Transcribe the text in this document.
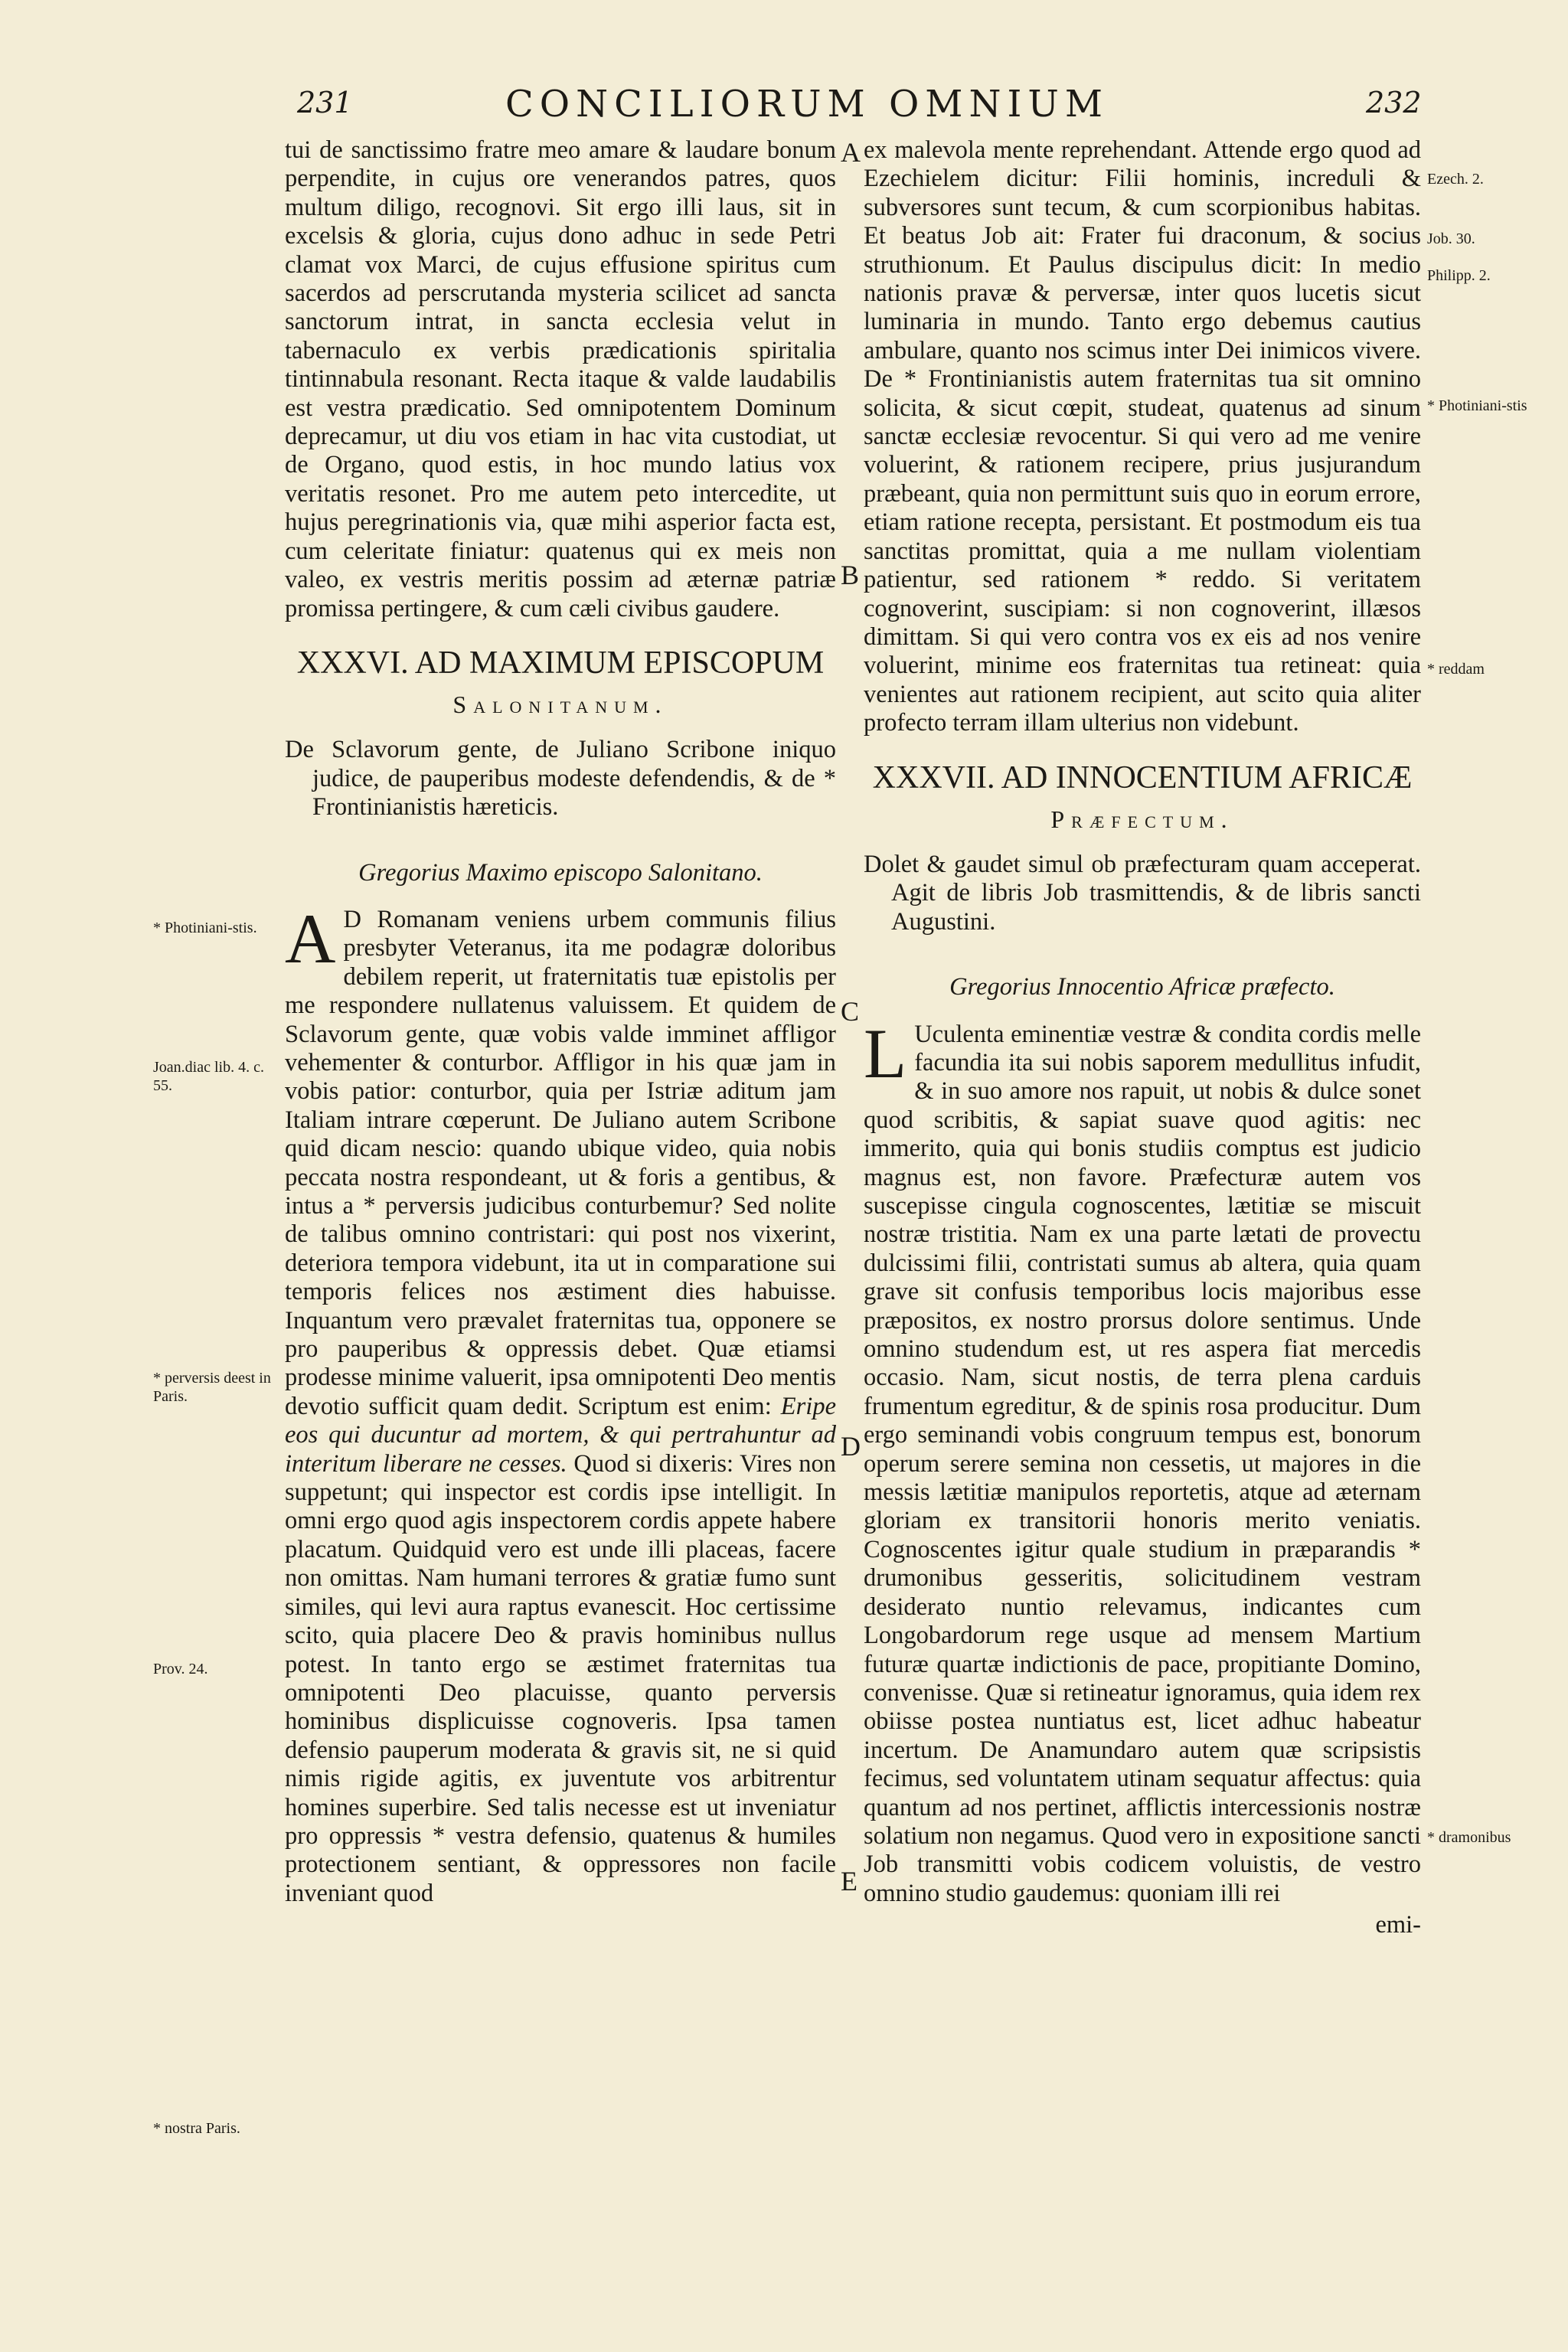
231	CONCILIORUM OMNIUM	232
A
B
C
D
E

tui de sanctissimo fratre meo amare & laudare bonum perpendite, in cujus ore venerandos patres, quos multum diligo, recognovi. Sit ergo illi laus, sit in excelsis & gloria, cujus dono adhuc in sede Petri clamat vox Marci, de cujus effusione spiritus cum sacerdos ad perscrutanda mysteria scilicet ad sancta sanctorum intrat, in sancta ecclesia velut in tabernaculo ex verbis prædicationis spiritalia tintinnabula resonant. Recta itaque & valde laudabilis est vestra prædicatio. Sed omnipotentem Dominum deprecamur, ut diu vos etiam in hac vita custodiat, ut de Organo, quod estis, in hoc mundo latius vox veritatis resonet. Pro me autem peto intercedite, ut hujus peregrinationis via, quæ mihi asperior facta est, cum celeritate finiatur: quatenus qui ex meis non valeo, ex vestris meritis possim ad æternæ patriæ promissa pertingere, & cum cæli civibus gaudere.

XXXVI. AD MAXIMUM EPISCOPUM
Salonitanum.

De Sclavorum gente, de Juliano Scribone iniquo judice, de pauperibus modeste defendendis, & de * Frontinianistis hæreticis.

Gregorius Maximo episcopo Salonitano.

A D Romanam veniens urbem communis filius presbyter Veteranus, ita me podagræ doloribus debilem reperit, ut fraternitatis tuæ epistolis per me respondere nullatenus valuissem. Et quidem de Sclavorum gente, quæ vobis valde imminet affligor vehementer & conturbor. Affligor in his quæ jam in vobis patior: conturbor, quia per Istriæ aditum jam Italiam intrare cœperunt. De Juliano autem Scribone quid dicam nescio: quando ubique video, quia nobis peccata nostra respondeant, ut & foris a gentibus, & intus a * perversis judicibus conturbemur? Sed nolite de talibus omnino contristari: qui post nos vixerint, deteriora tempora videbunt, ita ut in comparatione sui temporis felices nos æstiment dies habuisse. Inquantum vero prævalet fraternitas tua, opponere se pro pauperibus & oppressis debet. Quæ etiamsi prodesse minime valuerit, ipsa omnipotenti Deo mentis devotio sufficit quam dedit. Scriptum est enim: Eripe eos qui ducuntur ad mortem, & qui pertrahuntur ad interitum liberare ne cesses. Quod si dixeris: Vires non suppetunt; qui inspector est cordis ipse intelligit. In omni ergo quod agis inspectorem cordis appete habere placatum. Quidquid vero est unde illi placeas, facere non omittas. Nam humani terrores & gratiæ fumo sunt similes, qui levi aura raptus evanescit. Hoc certissime scito, quia placere Deo & pravis hominibus nullus potest. In tanto ergo se æstimet fraternitas tua omnipotenti Deo placuisse, quanto perversis hominibus displicuisse cognoveris. Ipsa tamen defensio pauperum moderata & gravis sit, ne si quid nimis rigide agitis, ex juventute vos arbitrentur homines superbire. Sed talis necesse est ut inveniatur pro oppressis * vestra defensio, quatenus & humiles protectionem sentiant, & oppressores non facile inveniant quod

ex malevola mente reprehendant. Attende ergo quod ad Ezechielem dicitur: Filii hominis, increduli & subversores sunt tecum, & cum scorpionibus habitas. Et beatus Job ait: Frater fui draconum, & socius struthionum. Et Paulus discipulus dicit: In medio nationis pravæ & perversæ, inter quos lucetis sicut luminaria in mundo. Tanto ergo debemus cautius ambulare, quanto nos scimus inter Dei inimicos vivere. De * Frontinianistis autem fraternitas tua sit omnino solicita, & sicut cœpit, studeat, quatenus ad sinum sanctæ ecclesiæ revocentur. Si qui vero ad me venire voluerint, & rationem recipere, prius jusjurandum præbeant, quia non permittunt suis quo in eorum errore, etiam ratione recepta, persistant. Et postmodum eis tua sanctitas promittat, quia a me nullam violentiam patientur, sed rationem * reddo. Si veritatem cognoverint, suscipiam: si non cognoverint, illæsos dimittam. Si qui vero contra vos ex eis ad nos venire voluerint, minime eos fraternitas tua retineat: quia venientes aut rationem recipient, aut scito quia aliter profecto terram illam ulterius non videbunt.

XXXVII. AD INNOCENTIUM AFRICÆ
Præfectum.

Dolet & gaudet simul ob præfecturam quam acceperat. Agit de libris Job trasmittendis, & de libris sancti Augustini.

Gregorius Innocentio Africæ præfecto.

L Uculenta eminentiæ vestræ & condita cordis melle facundia ita sui nobis saporem medullitus infudit, & in suo amore nos rapuit, ut nobis & dulce sonet quod scribitis, & sapiat suave quod agitis: nec immerito, quia qui bonis studiis comptus est judicio magnus est, non favore. Præfecturæ autem vos suscepisse cingula cognoscentes, lætitiæ se miscuit nostræ tristitia. Nam ex una parte lætati de provectu dulcissimi filii, contristati sumus ab altera, quia quam grave sit confusis temporibus locis majoribus esse præpositos, ex nostro prorsus dolore sentimus. Unde omnino studendum est, ut res aspera fiat mercedis occasio. Nam, sicut nostis, de terra plena carduis frumentum egreditur, & de spinis rosa producitur. Dum ergo seminandi vobis congruum tempus est, bonorum operum serere semina non cessetis, ut majores in die messis lætitiæ manipulos reportetis, atque ad æternam gloriam ex transitorii honoris merito veniatis. Cognoscentes igitur quale studium in præparandis * drumonibus gesseritis, solicitudinem vestram desiderato nuntio relevamus, indicantes cum Longobardorum rege usque ad mensem Martium futuræ quartæ indictionis de pace, propitiante Domino, convenisse. Quæ si retineatur ignoramus, quia idem rex obiisse postea nuntiatus est, licet adhuc habeatur incertum. De Anamundaro autem quæ scripsistis fecimus, sed voluntatem utinam sequatur affectus: quia quantum ad nos pertinet, afflictis intercessionis nostræ solatium non negamus. Quod vero in expositione sancti Job transmitti vobis codicem voluistis, de vestro omnino studio gaudemus: quoniam illi rei

emi-

* Photiniani-stis.
Joan.diac lib. 4. c. 55.
* perversis deest in Paris.
Prov. 24.
* nostra Paris.
Ezech. 2.
Job. 30.
Philipp. 2.
* Photiniani-stis
* reddam
* dramonibus
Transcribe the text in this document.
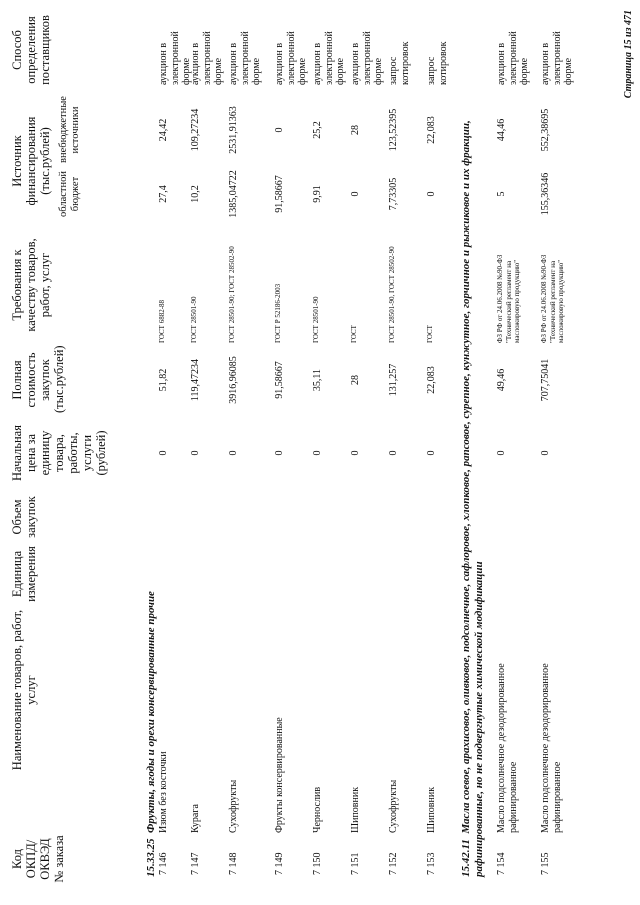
Код ОКПД/ ОКВЭД № заказа
Наименование товаров, работ, услуг
Единица измерения
Объем закупок
Начальная цена за единицу товара, работы, услуги (рублей)
Полная стоимость закупок (тыс.рублей)
Требования к качеству товаров, работ, услуг
Источник финансирования (тыс.рублей) областной бюджет
внебюджетные источники
Способ определения поставщиков
15.33.25  Фрукты, ягоды и орехи консервированные прочие
7 146
Изюм без косточки
0
51,82
ГОСТ 6882-88
27,4
24,42
аукцион в электронной форме
7 147
Курага
0
119,47234
ГОСТ 28501-90
10,2
109,27234
аукцион в электронной форме
7 148
Сухофрукты
0
3916,96085
ГОСТ 28501-90; ГОСТ 28502-90
1385,04722
2531,91363
аукцион в электронной форме
7 149
Фрукты консервированные
0
91,58667
ГОСТ Р 52186-2003
91,58667
0
аукцион в электронной форме
7 150
Чернослив
0
35,11
ГОСТ 28501-90
9,91
25,2
аукцион в электронной форме
7 151
Шиповник
0
28
ГОСТ
0
28
аукцион в электронной форме
7 152
Сухофрукты
0
131,257
ГОСТ 28501-90, ГОСТ 28502-90
7,73305
123,52395
запрос котировок
7 153
Шиповник
0
22,083
ГОСТ
0
22,083
запрос котировок
15.42.11  Масла соевое, арахисовое, оливковое, подсолнечное, сафлоровое, хлопковое, рапсовое, сурепное, кунжутное, горчичное и рыжиковое и их фракции, рафинированные, но не подвергнутые химической модификации 7 154
Масло подсолнечное дезодорированное рафинированное
0
49,46
ФЗ РФ от 24.06.2008 №90-ФЗ "Технический регламент на масложировую продукцию"
5
44,46
аукцион в электронной форме
7 155
Масло подсолнечное дезодорированное рафинированное
0
707,75041
ФЗ РФ от 24.06.2008 №90-ФЗ "Технический регламент на масложировую продукцию"
155,36346
552,38695
аукцион в электронной форме	Страница 15 из 471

_ _ _

Exercise prompt ::
For this exercise, gather every line of the data that contains the word "Gregorius".

Finished answer ::
Gregorius Maximo episcopo Salonitano.
Gregorius Innocentio Africæ præfecto.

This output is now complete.